Transcribe all the records exactly and omit any images they hold.

--- Begin EXERCISE MATERIAL ---

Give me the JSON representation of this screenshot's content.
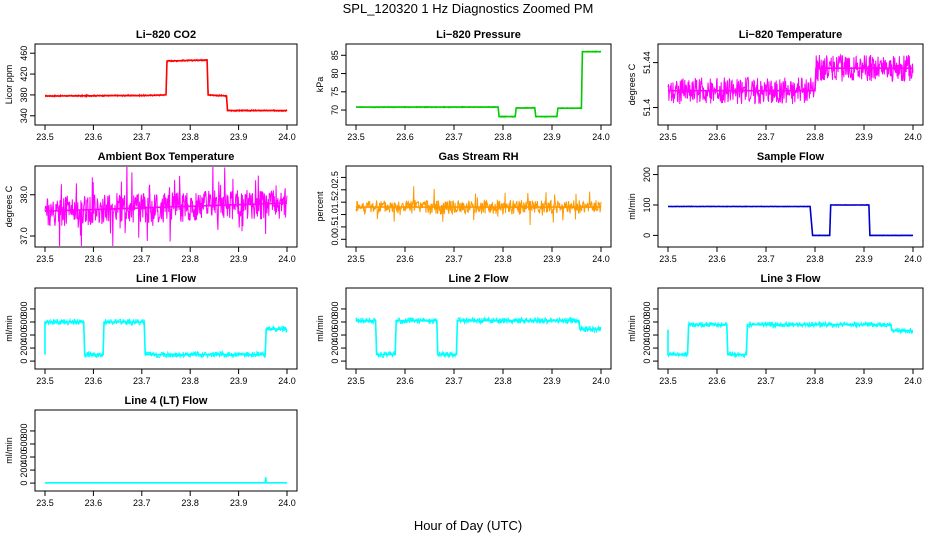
{
  "title": "SPL_120320  1 Hz Diagnostics Zoomed PM",
  "x_axis_title": "Hour of Day (UTC)",
  "colors": {
    "red": "#ff0000",
    "green": "#00cc00",
    "magenta": "#ff00ff",
    "orange": "#ff9900",
    "blue": "#0000cc",
    "cyan": "#00ffff"
  },
  "chart_data": [
    {
      "type": "line",
      "title": "Li−820 CO2",
      "ylabel": "Licor ppm",
      "color": "#ff0000",
      "xlim": [
        23.5,
        24.0
      ],
      "ylim": [
        330,
        470
      ],
      "xticks": [
        "23.5",
        "23.6",
        "23.7",
        "23.8",
        "23.9",
        "24.0"
      ],
      "yticks": [
        340,
        380,
        420,
        460
      ],
      "x": [
        23.5,
        23.71,
        23.75,
        23.752,
        23.835,
        23.837,
        23.875,
        23.877,
        24.0
      ],
      "y": [
        378,
        379,
        380,
        445,
        447,
        380,
        378,
        350,
        350
      ]
    },
    {
      "type": "line",
      "title": "Li−820 Pressure",
      "ylabel": "kPa",
      "color": "#00cc00",
      "xlim": [
        23.5,
        24.0
      ],
      "ylim": [
        67,
        87
      ],
      "xticks": [
        "23.5",
        "23.6",
        "23.7",
        "23.8",
        "23.9",
        "24.0"
      ],
      "yticks": [
        70,
        75,
        80,
        85
      ],
      "x": [
        23.5,
        23.79,
        23.792,
        23.825,
        23.827,
        23.865,
        23.867,
        23.91,
        23.912,
        23.96,
        23.962,
        24.0
      ],
      "y": [
        70.8,
        70.8,
        68.2,
        68.2,
        70.6,
        70.6,
        68.2,
        68.2,
        70.5,
        70.5,
        86,
        86
      ]
    },
    {
      "type": "line",
      "title": "Li−820 Temperature",
      "ylabel": "degrees C",
      "color": "#ff00ff",
      "xlim": [
        23.5,
        24.0
      ],
      "ylim": [
        51.388,
        51.453
      ],
      "xticks": [
        "23.5",
        "23.6",
        "23.7",
        "23.8",
        "23.9",
        "24.0"
      ],
      "yticks": [
        51.4,
        51.44
      ],
      "x": [
        23.5,
        23.8,
        23.802,
        24.0
      ],
      "y": [
        51.415,
        51.415,
        51.435,
        51.435
      ]
    },
    {
      "type": "line",
      "title": "Ambient Box Temperature",
      "ylabel": "degrees C",
      "color": "#ff00ff",
      "xlim": [
        23.5,
        24.0
      ],
      "ylim": [
        36.83,
        38.6
      ],
      "xticks": [
        "23.5",
        "23.6",
        "23.7",
        "23.8",
        "23.9",
        "24.0"
      ],
      "yticks": [
        37.0,
        38.0
      ],
      "x": [
        23.5,
        23.75,
        24.0
      ],
      "y": [
        37.6,
        37.7,
        37.8
      ]
    },
    {
      "type": "line",
      "title": "Gas Stream RH",
      "ylabel": "percent",
      "color": "#ff9900",
      "xlim": [
        23.5,
        24.0
      ],
      "ylim": [
        -0.15,
        2.8
      ],
      "xticks": [
        "23.5",
        "23.6",
        "23.7",
        "23.8",
        "23.9",
        "24.0"
      ],
      "yticks": [
        0.0,
        0.5,
        1.0,
        1.5,
        2.0,
        2.5
      ],
      "x": [
        23.5,
        23.75,
        24.0
      ],
      "y": [
        1.3,
        1.3,
        1.3
      ]
    },
    {
      "type": "line",
      "title": "Sample Flow",
      "ylabel": "ml/min",
      "color": "#0000cc",
      "xlim": [
        23.5,
        24.0
      ],
      "ylim": [
        -25,
        215
      ],
      "xticks": [
        "23.5",
        "23.6",
        "23.7",
        "23.8",
        "23.9",
        "24.0"
      ],
      "yticks": [
        0,
        100,
        200
      ],
      "x": [
        23.5,
        23.79,
        23.795,
        23.83,
        23.832,
        23.91,
        23.912,
        24.0
      ],
      "y": [
        95,
        95,
        0,
        0,
        100,
        100,
        0,
        0
      ]
    },
    {
      "type": "line",
      "title": "Line 1 Flow",
      "ylabel": "ml/min",
      "color": "#00ffff",
      "xlim": [
        23.5,
        24.0
      ],
      "ylim": [
        -60,
        1060
      ],
      "xticks": [
        "23.5",
        "23.6",
        "23.7",
        "23.8",
        "23.9",
        "24.0"
      ],
      "yticks": [
        0,
        200,
        400,
        600,
        800
      ],
      "x": [
        23.5,
        23.5,
        23.58,
        23.582,
        23.62,
        23.622,
        23.705,
        23.707,
        23.955,
        23.957,
        24.0
      ],
      "y": [
        100,
        600,
        600,
        100,
        100,
        600,
        600,
        100,
        100,
        490,
        490
      ]
    },
    {
      "type": "line",
      "title": "Line 2 Flow",
      "ylabel": "ml/min",
      "color": "#00ffff",
      "xlim": [
        23.5,
        24.0
      ],
      "ylim": [
        -60,
        1060
      ],
      "xticks": [
        "23.5",
        "23.6",
        "23.7",
        "23.8",
        "23.9",
        "24.0"
      ],
      "yticks": [
        0,
        200,
        400,
        600,
        800
      ],
      "x": [
        23.5,
        23.54,
        23.542,
        23.58,
        23.582,
        23.665,
        23.667,
        23.705,
        23.707,
        23.955,
        23.957,
        24.0
      ],
      "y": [
        620,
        620,
        100,
        100,
        620,
        620,
        100,
        100,
        620,
        620,
        490,
        490
      ]
    },
    {
      "type": "line",
      "title": "Line 3 Flow",
      "ylabel": "ml/min",
      "color": "#00ffff",
      "xlim": [
        23.5,
        24.0
      ],
      "ylim": [
        -60,
        1060
      ],
      "xticks": [
        "23.5",
        "23.6",
        "23.7",
        "23.8",
        "23.9",
        "24.0"
      ],
      "yticks": [
        0,
        200,
        400,
        600,
        800
      ],
      "x": [
        23.5,
        23.5,
        23.54,
        23.542,
        23.62,
        23.622,
        23.66,
        23.662,
        23.955,
        23.957,
        24.0
      ],
      "y": [
        480,
        100,
        100,
        560,
        560,
        100,
        100,
        560,
        560,
        470,
        470
      ]
    },
    {
      "type": "line",
      "title": "Line 4 (LT) Flow",
      "ylabel": "ml/min",
      "color": "#00ffff",
      "xlim": [
        23.5,
        24.0
      ],
      "ylim": [
        -60,
        1060
      ],
      "xticks": [
        "23.5",
        "23.6",
        "23.7",
        "23.8",
        "23.9",
        "24.0"
      ],
      "yticks": [
        0,
        200,
        400,
        600,
        800
      ],
      "x": [
        23.5,
        23.955,
        23.956,
        23.957,
        24.0
      ],
      "y": [
        5,
        5,
        90,
        5,
        5
      ]
    }
  ]
}
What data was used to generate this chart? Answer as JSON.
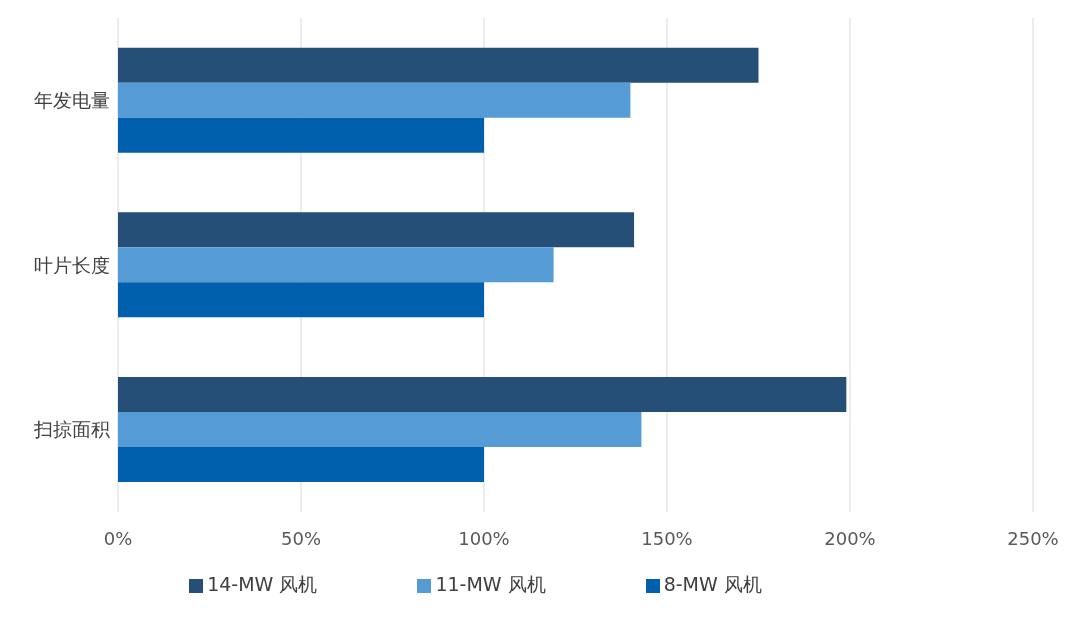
{
  "chart_data": {
    "type": "bar",
    "orientation": "horizontal",
    "categories": [
      "年发电量",
      "叶片长度",
      "扫掠面积"
    ],
    "series": [
      {
        "name": "14-MW 风机",
        "color": "#264f78",
        "values": [
          175,
          141,
          199
        ]
      },
      {
        "name": "11-MW 风机",
        "color": "#559bd6",
        "values": [
          140,
          119,
          143
        ]
      },
      {
        "name": "8-MW 风机",
        "color": "#0060ad",
        "values": [
          100,
          100,
          100
        ]
      }
    ],
    "xlim": [
      0,
      250
    ],
    "xticks": [
      {
        "value": 0,
        "label": "0%"
      },
      {
        "value": 50,
        "label": "50%"
      },
      {
        "value": 100,
        "label": "100%"
      },
      {
        "value": 150,
        "label": "150%"
      },
      {
        "value": 200,
        "label": "200%"
      },
      {
        "value": 250,
        "label": "250%"
      }
    ],
    "grid": "x",
    "legend": "bottom"
  }
}
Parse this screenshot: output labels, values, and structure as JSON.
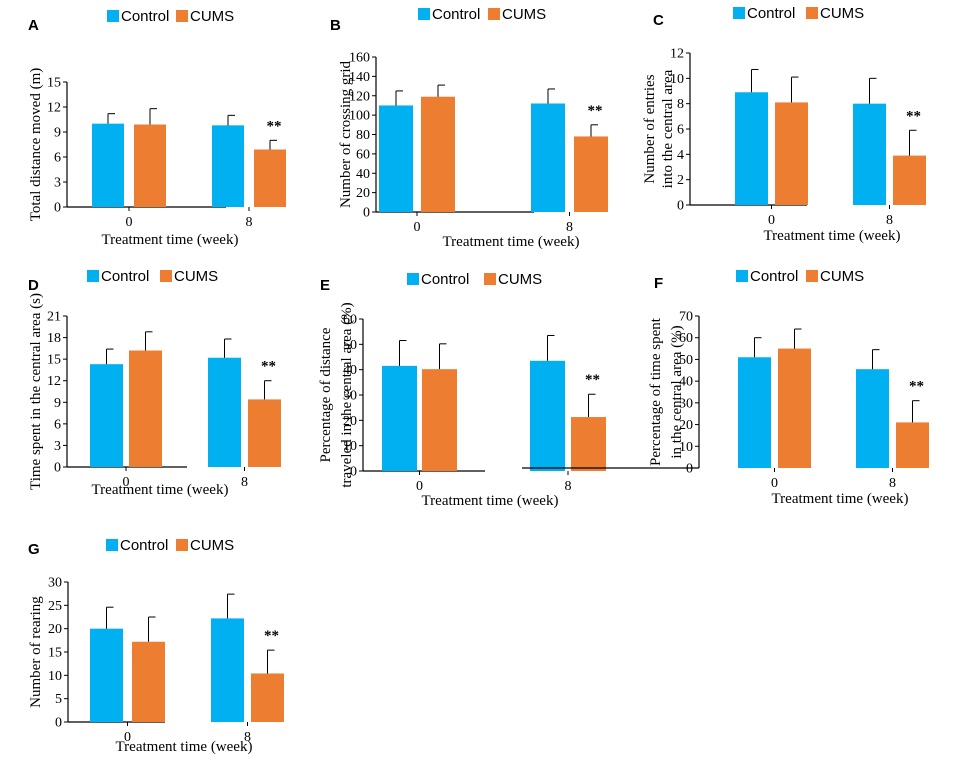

--- End EXERCISE MATERIAL ---

### RESULT OF THE EXERCISE:
Give me the JSON representation of this screenshot's content.
{
  "title": "SPL_120320  1 Hz Diagnostics Zoomed PM",
  "x_axis_title": "Hour of Day (UTC)",
  "colors": {
    "red": "#ff0000",
    "green": "#00cc00",
    "magenta": "#ff00ff",
    "orange": "#ff9900",
    "blue": "#0000cc",
    "cyan": "#00ffff"
  },
  "chart_data": [
    {
      "type": "line",
      "title": "Li−820 CO2",
      "ylabel": "Licor ppm",
      "color": "#ff0000",
      "xlim": [
        23.5,
        24.0
      ],
      "ylim": [
        330,
        470
      ],
      "xticks": [
        "23.5",
        "23.6",
        "23.7",
        "23.8",
        "23.9",
        "24.0"
      ],
      "yticks": [
        340,
        380,
        420,
        460
      ],
      "x": [
        23.5,
        23.71,
        23.75,
        23.752,
        23.835,
        23.837,
        23.875,
        23.877,
        24.0
      ],
      "y": [
        378,
        379,
        380,
        445,
        447,
        380,
        378,
        350,
        350
      ]
    },
    {
      "type": "line",
      "title": "Li−820 Pressure",
      "ylabel": "kPa",
      "color": "#00cc00",
      "xlim": [
        23.5,
        24.0
      ],
      "ylim": [
        67,
        87
      ],
      "xticks": [
        "23.5",
        "23.6",
        "23.7",
        "23.8",
        "23.9",
        "24.0"
      ],
      "yticks": [
        70,
        75,
        80,
        85
      ],
      "x": [
        23.5,
        23.79,
        23.792,
        23.825,
        23.827,
        23.865,
        23.867,
        23.91,
        23.912,
        23.96,
        23.962,
        24.0
      ],
      "y": [
        70.8,
        70.8,
        68.2,
        68.2,
        70.6,
        70.6,
        68.2,
        68.2,
        70.5,
        70.5,
        86,
        86
      ]
    },
    {
      "type": "line",
      "title": "Li−820 Temperature",
      "ylabel": "degrees C",
      "color": "#ff00ff",
      "xlim": [
        23.5,
        24.0
      ],
      "ylim": [
        51.388,
        51.453
      ],
      "xticks": [
        "23.5",
        "23.6",
        "23.7",
        "23.8",
        "23.9",
        "24.0"
      ],
      "yticks": [
        51.4,
        51.44
      ],
      "x": [
        23.5,
        23.8,
        23.802,
        24.0
      ],
      "y": [
        51.415,
        51.415,
        51.435,
        51.435
      ]
    },
    {
      "type": "line",
      "title": "Ambient Box Temperature",
      "ylabel": "degrees C",
      "color": "#ff00ff",
      "xlim": [
        23.5,
        24.0
      ],
      "ylim": [
        36.83,
        38.6
      ],
      "xticks": [
        "23.5",
        "23.6",
        "23.7",
        "23.8",
        "23.9",
        "24.0"
      ],
      "yticks": [
        37.0,
        38.0
      ],
      "x": [
        23.5,
        23.75,
        24.0
      ],
      "y": [
        37.6,
        37.7,
        37.8
      ]
    },
    {
      "type": "line",
      "title": "Gas Stream RH",
      "ylabel": "percent",
      "color": "#ff9900",
      "xlim": [
        23.5,
        24.0
      ],
      "ylim": [
        -0.15,
        2.8
      ],
      "xticks": [
        "23.5",
        "23.6",
        "23.7",
        "23.8",
        "23.9",
        "24.0"
      ],
      "yticks": [
        0.0,
        0.5,
        1.0,
        1.5,
        2.0,
        2.5
      ],
      "x": [
        23.5,
        23.75,
        24.0
      ],
      "y": [
        1.3,
        1.3,
        1.3
      ]
    },
    {
      "type": "line",
      "title": "Sample Flow",
      "ylabel": "ml/min",
      "color": "#0000cc",
      "xlim": [
        23.5,
        24.0
      ],
      "ylim": [
        -25,
        215
      ],
      "xticks": [
        "23.5",
        "23.6",
        "23.7",
        "23.8",
        "23.9",
        "24.0"
      ],
      "yticks": [
        0,
        100,
        200
      ],
      "x": [
        23.5,
        23.79,
        23.795,
        23.83,
        23.832,
        23.91,
        23.912,
        24.0
      ],
      "y": [
        95,
        95,
        0,
        0,
        100,
        100,
        0,
        0
      ]
    },
    {
      "type": "line",
      "title": "Line 1 Flow",
      "ylabel": "ml/min",
      "color": "#00ffff",
      "xlim": [
        23.5,
        24.0
      ],
      "ylim": [
        -60,
        1060
      ],
      "xticks": [
        "23.5",
        "23.6",
        "23.7",
        "23.8",
        "23.9",
        "24.0"
      ],
      "yticks": [
        0,
        200,
        400,
        600,
        800
      ],
      "x": [
        23.5,
        23.5,
        23.58,
        23.582,
        23.62,
        23.622,
        23.705,
        23.707,
        23.955,
        23.957,
        24.0
      ],
      "y": [
        100,
        600,
        600,
        100,
        100,
        600,
        600,
        100,
        100,
        490,
        490
      ]
    },
    {
      "type": "line",
      "title": "Line 2 Flow",
      "ylabel": "ml/min",
      "color": "#00ffff",
      "xlim": [
        23.5,
        24.0
      ],
      "ylim": [
        -60,
        1060
      ],
      "xticks": [
        "23.5",
        "23.6",
        "23.7",
        "23.8",
        "23.9",
        "24.0"
      ],
      "yticks": [
        0,
        200,
        400,
        600,
        800
      ],
      "x": [
        23.5,
        23.54,
        23.542,
        23.58,
        23.582,
        23.665,
        23.667,
        23.705,
        23.707,
        23.955,
        23.957,
        24.0
      ],
      "y": [
        620,
        620,
        100,
        100,
        620,
        620,
        100,
        100,
        620,
        620,
        490,
        490
      ]
    },
    {
      "type": "line",
      "title": "Line 3 Flow",
      "ylabel": "ml/min",
      "color": "#00ffff",
      "xlim": [
        23.5,
        24.0
      ],
      "ylim": [
        -60,
        1060
      ],
      "xticks": [
        "23.5",
        "23.6",
        "23.7",
        "23.8",
        "23.9",
        "24.0"
      ],
      "yticks": [
        0,
        200,
        400,
        600,
        800
      ],
      "x": [
        23.5,
        23.5,
        23.54,
        23.542,
        23.62,
        23.622,
        23.66,
        23.662,
        23.955,
        23.957,
        24.0
      ],
      "y": [
        480,
        100,
        100,
        560,
        560,
        100,
        100,
        560,
        560,
        470,
        470
      ]
    },
    {
      "type": "line",
      "title": "Line 4 (LT) Flow",
      "ylabel": "ml/min",
      "color": "#00ffff",
      "xlim": [
        23.5,
        24.0
      ],
      "ylim": [
        -60,
        1060
      ],
      "xticks": [
        "23.5",
        "23.6",
        "23.7",
        "23.8",
        "23.9",
        "24.0"
      ],
      "yticks": [
        0,
        200,
        400,
        600,
        800
      ],
      "x": [
        23.5,
        23.955,
        23.956,
        23.957,
        24.0
      ],
      "y": [
        5,
        5,
        90,
        5,
        5
      ]
    }
  ]
}
What data was used to generate this chart? Answer as JSON.
{
  "chart_data": {
    "type": "bar",
    "orientation": "horizontal",
    "categories": [
      "年发电量",
      "叶片长度",
      "扫掠面积"
    ],
    "series": [
      {
        "name": "14-MW 风机",
        "color": "#264f78",
        "values": [
          175,
          141,
          199
        ]
      },
      {
        "name": "11-MW 风机",
        "color": "#559bd6",
        "values": [
          140,
          119,
          143
        ]
      },
      {
        "name": "8-MW 风机",
        "color": "#0060ad",
        "values": [
          100,
          100,
          100
        ]
      }
    ],
    "xlim": [
      0,
      250
    ],
    "xticks": [
      {
        "value": 0,
        "label": "0%"
      },
      {
        "value": 50,
        "label": "50%"
      },
      {
        "value": 100,
        "label": "100%"
      },
      {
        "value": 150,
        "label": "150%"
      },
      {
        "value": 200,
        "label": "200%"
      },
      {
        "value": 250,
        "label": "250%"
      }
    ],
    "grid": "x",
    "legend": "bottom"
  }
}
Parse this screenshot: output labels, values, and structure as JSON.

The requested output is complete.